• _Required work_: The records below must be duplicated exactly, character for character.

• _Records to use_:
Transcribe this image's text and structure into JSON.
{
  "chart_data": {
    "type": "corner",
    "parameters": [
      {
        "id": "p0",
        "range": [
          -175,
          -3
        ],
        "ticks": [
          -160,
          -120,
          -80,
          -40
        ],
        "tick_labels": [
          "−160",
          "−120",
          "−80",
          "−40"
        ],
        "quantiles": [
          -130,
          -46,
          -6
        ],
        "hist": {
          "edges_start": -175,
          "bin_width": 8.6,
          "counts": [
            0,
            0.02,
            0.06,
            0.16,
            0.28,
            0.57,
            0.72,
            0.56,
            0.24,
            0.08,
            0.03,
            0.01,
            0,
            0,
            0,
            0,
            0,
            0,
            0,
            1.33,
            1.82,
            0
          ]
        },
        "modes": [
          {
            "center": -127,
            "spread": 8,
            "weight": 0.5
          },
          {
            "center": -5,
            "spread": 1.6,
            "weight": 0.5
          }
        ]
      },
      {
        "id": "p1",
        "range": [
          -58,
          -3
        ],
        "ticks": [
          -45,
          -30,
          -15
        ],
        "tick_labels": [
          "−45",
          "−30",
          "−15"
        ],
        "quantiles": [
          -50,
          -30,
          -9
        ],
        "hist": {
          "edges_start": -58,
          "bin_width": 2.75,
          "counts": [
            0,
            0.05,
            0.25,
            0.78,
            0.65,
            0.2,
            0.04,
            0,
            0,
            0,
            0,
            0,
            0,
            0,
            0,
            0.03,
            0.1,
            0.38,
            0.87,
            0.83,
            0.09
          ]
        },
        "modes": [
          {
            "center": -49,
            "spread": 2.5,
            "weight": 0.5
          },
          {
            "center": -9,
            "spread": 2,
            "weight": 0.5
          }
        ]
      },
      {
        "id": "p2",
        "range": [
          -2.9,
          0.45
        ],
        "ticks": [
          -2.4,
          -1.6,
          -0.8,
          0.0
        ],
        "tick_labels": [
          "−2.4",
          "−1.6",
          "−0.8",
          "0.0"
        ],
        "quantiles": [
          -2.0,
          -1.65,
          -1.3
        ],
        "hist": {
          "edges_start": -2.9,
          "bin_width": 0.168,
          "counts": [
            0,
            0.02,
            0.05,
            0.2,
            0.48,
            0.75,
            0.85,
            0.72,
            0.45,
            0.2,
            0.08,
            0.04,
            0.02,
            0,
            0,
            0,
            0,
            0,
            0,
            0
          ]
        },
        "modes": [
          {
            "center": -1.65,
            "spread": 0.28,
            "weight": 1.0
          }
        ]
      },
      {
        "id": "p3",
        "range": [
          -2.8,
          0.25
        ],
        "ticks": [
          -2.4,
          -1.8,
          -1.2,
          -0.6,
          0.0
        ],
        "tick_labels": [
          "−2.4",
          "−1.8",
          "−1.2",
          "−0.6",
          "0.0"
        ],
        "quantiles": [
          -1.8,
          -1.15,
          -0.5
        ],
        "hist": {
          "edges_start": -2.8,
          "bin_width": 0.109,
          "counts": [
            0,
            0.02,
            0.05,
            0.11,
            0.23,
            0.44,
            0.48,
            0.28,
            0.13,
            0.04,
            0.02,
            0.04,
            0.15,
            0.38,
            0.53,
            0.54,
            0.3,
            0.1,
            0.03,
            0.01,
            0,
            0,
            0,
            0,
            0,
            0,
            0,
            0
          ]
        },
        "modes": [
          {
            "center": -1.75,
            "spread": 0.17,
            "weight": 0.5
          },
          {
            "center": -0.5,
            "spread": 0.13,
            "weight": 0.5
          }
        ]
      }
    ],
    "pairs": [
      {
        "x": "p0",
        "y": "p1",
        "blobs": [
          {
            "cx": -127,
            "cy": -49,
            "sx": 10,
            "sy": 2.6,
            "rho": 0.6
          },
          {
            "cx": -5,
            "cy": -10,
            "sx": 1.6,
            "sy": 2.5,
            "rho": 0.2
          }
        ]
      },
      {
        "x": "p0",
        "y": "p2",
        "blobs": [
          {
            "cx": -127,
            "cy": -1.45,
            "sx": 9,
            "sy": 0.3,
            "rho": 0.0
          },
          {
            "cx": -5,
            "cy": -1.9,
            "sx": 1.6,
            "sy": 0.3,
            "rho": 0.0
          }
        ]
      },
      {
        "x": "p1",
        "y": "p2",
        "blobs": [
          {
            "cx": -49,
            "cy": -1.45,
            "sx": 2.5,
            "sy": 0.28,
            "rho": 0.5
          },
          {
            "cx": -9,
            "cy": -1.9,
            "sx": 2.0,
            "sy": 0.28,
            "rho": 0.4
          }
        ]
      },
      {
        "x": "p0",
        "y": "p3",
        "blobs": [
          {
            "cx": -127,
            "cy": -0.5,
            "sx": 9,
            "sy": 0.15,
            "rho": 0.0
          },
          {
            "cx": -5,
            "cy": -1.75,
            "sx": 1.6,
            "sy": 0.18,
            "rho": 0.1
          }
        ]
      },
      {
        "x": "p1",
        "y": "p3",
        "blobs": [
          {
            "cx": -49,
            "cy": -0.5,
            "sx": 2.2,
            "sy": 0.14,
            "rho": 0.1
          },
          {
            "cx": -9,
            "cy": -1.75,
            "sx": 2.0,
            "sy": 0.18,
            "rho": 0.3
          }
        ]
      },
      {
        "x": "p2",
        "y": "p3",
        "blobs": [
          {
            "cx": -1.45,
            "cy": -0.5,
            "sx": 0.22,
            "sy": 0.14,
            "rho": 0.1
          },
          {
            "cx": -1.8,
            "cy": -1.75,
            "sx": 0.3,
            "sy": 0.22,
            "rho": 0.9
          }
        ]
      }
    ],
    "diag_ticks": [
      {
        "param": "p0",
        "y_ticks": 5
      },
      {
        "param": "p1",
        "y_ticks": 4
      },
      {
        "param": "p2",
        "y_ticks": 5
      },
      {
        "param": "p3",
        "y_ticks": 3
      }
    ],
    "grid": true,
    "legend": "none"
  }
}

• _Exercise output_:
Transcribe this image's text and structure into JSON.
{
  "chart_data": {
    "type": "corner",
    "parameters": [
      {
        "id": "p0",
        "range": [
          -175,
          -3
        ],
        "ticks": [
          -160,
          -120,
          -80,
          -40
        ],
        "tick_labels": [
          "−160",
          "−120",
          "−80",
          "−40"
        ],
        "quantiles": [
          -130,
          -46,
          -6
        ],
        "hist": {
          "edges_start": -175,
          "bin_width": 8.6,
          "counts": [
            0,
            0.02,
            0.06,
            0.16,
            0.28,
            0.57,
            0.72,
            0.56,
            0.24,
            0.08,
            0.03,
            0.01,
            0,
            0,
            0,
            0,
            0,
            0,
            0,
            1.33,
            1.82,
            0
          ]
        },
        "modes": [
          {
            "center": -127,
            "spread": 8,
            "weight": 0.5
          },
          {
            "center": -5,
            "spread": 1.6,
            "weight": 0.5
          }
        ]
      },
      {
        "id": "p1",
        "range": [
          -58,
          -3
        ],
        "ticks": [
          -45,
          -30,
          -15
        ],
        "tick_labels": [
          "−45",
          "−30",
          "−15"
        ],
        "quantiles": [
          -50,
          -30,
          -9
        ],
        "hist": {
          "edges_start": -58,
          "bin_width": 2.75,
          "counts": [
            0,
            0.05,
            0.25,
            0.78,
            0.65,
            0.2,
            0.04,
            0,
            0,
            0,
            0,
            0,
            0,
            0,
            0,
            0.03,
            0.1,
            0.38,
            0.87,
            0.83,
            0.09
          ]
        },
        "modes": [
          {
            "center": -49,
            "spread": 2.5,
            "weight": 0.5
          },
          {
            "center": -9,
            "spread": 2,
            "weight": 0.5
          }
        ]
      },
      {
        "id": "p2",
        "range": [
          -2.9,
          0.45
        ],
        "ticks": [
          -2.4,
          -1.6,
          -0.8,
          0.0
        ],
        "tick_labels": [
          "−2.4",
          "−1.6",
          "−0.8",
          "0.0"
        ],
        "quantiles": [
          -2.0,
          -1.65,
          -1.3
        ],
        "hist": {
          "edges_start": -2.9,
          "bin_width": 0.168,
          "counts": [
            0,
            0.02,
            0.05,
            0.2,
            0.48,
            0.75,
            0.85,
            0.72,
            0.45,
            0.2,
            0.08,
            0.04,
            0.02,
            0,
            0,
            0,
            0,
            0,
            0,
            0
          ]
        },
        "modes": [
          {
            "center": -1.65,
            "spread": 0.28,
            "weight": 1.0
          }
        ]
      },
      {
        "id": "p3",
        "range": [
          -2.8,
          0.25
        ],
        "ticks": [
          -2.4,
          -1.8,
          -1.2,
          -0.6,
          0.0
        ],
        "tick_labels": [
          "−2.4",
          "−1.8",
          "−1.2",
          "−0.6",
          "0.0"
        ],
        "quantiles": [
          -1.8,
          -1.15,
          -0.5
        ],
        "hist": {
          "edges_start": -2.8,
          "bin_width": 0.109,
          "counts": [
            0,
            0.02,
            0.05,
            0.11,
            0.23,
            0.44,
            0.48,
            0.28,
            0.13,
            0.04,
            0.02,
            0.04,
            0.15,
            0.38,
            0.53,
            0.54,
            0.3,
            0.1,
            0.03,
            0.01,
            0,
            0,
            0,
            0,
            0,
            0,
            0,
            0
          ]
        },
        "modes": [
          {
            "center": -1.75,
            "spread": 0.17,
            "weight": 0.5
          },
          {
            "center": -0.5,
            "spread": 0.13,
            "weight": 0.5
          }
        ]
      }
    ],
    "pairs": [
      {
        "x": "p0",
        "y": "p1",
        "blobs": [
          {
            "cx": -127,
            "cy": -49,
            "sx": 10,
            "sy": 2.6,
            "rho": 0.6
          },
          {
            "cx": -5,
            "cy": -10,
            "sx": 1.6,
            "sy": 2.5,
            "rho": 0.2
          }
        ]
      },
      {
        "x": "p0",
        "y": "p2",
        "blobs": [
          {
            "cx": -127,
            "cy": -1.45,
            "sx": 9,
            "sy": 0.3,
            "rho": 0.0
          },
          {
            "cx": -5,
            "cy": -1.9,
            "sx": 1.6,
            "sy": 0.3,
            "rho": 0.0
          }
        ]
      },
      {
        "x": "p1",
        "y": "p2",
        "blobs": [
          {
            "cx": -49,
            "cy": -1.45,
            "sx": 2.5,
            "sy": 0.28,
            "rho": 0.5
          },
          {
            "cx": -9,
            "cy": -1.9,
            "sx": 2.0,
            "sy": 0.28,
            "rho": 0.4
          }
        ]
      },
      {
        "x": "p0",
        "y": "p3",
        "blobs": [
          {
            "cx": -127,
            "cy": -0.5,
            "sx": 9,
            "sy": 0.15,
            "rho": 0.0
          },
          {
            "cx": -5,
            "cy": -1.75,
            "sx": 1.6,
            "sy": 0.18,
            "rho": 0.1
          }
        ]
      },
      {
        "x": "p1",
        "y": "p3",
        "blobs": [
          {
            "cx": -49,
            "cy": -0.5,
            "sx": 2.2,
            "sy": 0.14,
            "rho": 0.1
          },
          {
            "cx": -9,
            "cy": -1.75,
            "sx": 2.0,
            "sy": 0.18,
            "rho": 0.3
          }
        ]
      },
      {
        "x": "p2",
        "y": "p3",
        "blobs": [
          {
            "cx": -1.45,
            "cy": -0.5,
            "sx": 0.22,
            "sy": 0.14,
            "rho": 0.1
          },
          {
            "cx": -1.8,
            "cy": -1.75,
            "sx": 0.3,
            "sy": 0.22,
            "rho": 0.9
          }
        ]
      }
    ],
    "diag_ticks": [
      {
        "param": "p0",
        "y_ticks": 5
      },
      {
        "param": "p1",
        "y_ticks": 4
      },
      {
        "param": "p2",
        "y_ticks": 5
      },
      {
        "param": "p3",
        "y_ticks": 3
      }
    ],
    "grid": true,
    "legend": "none"
  }
}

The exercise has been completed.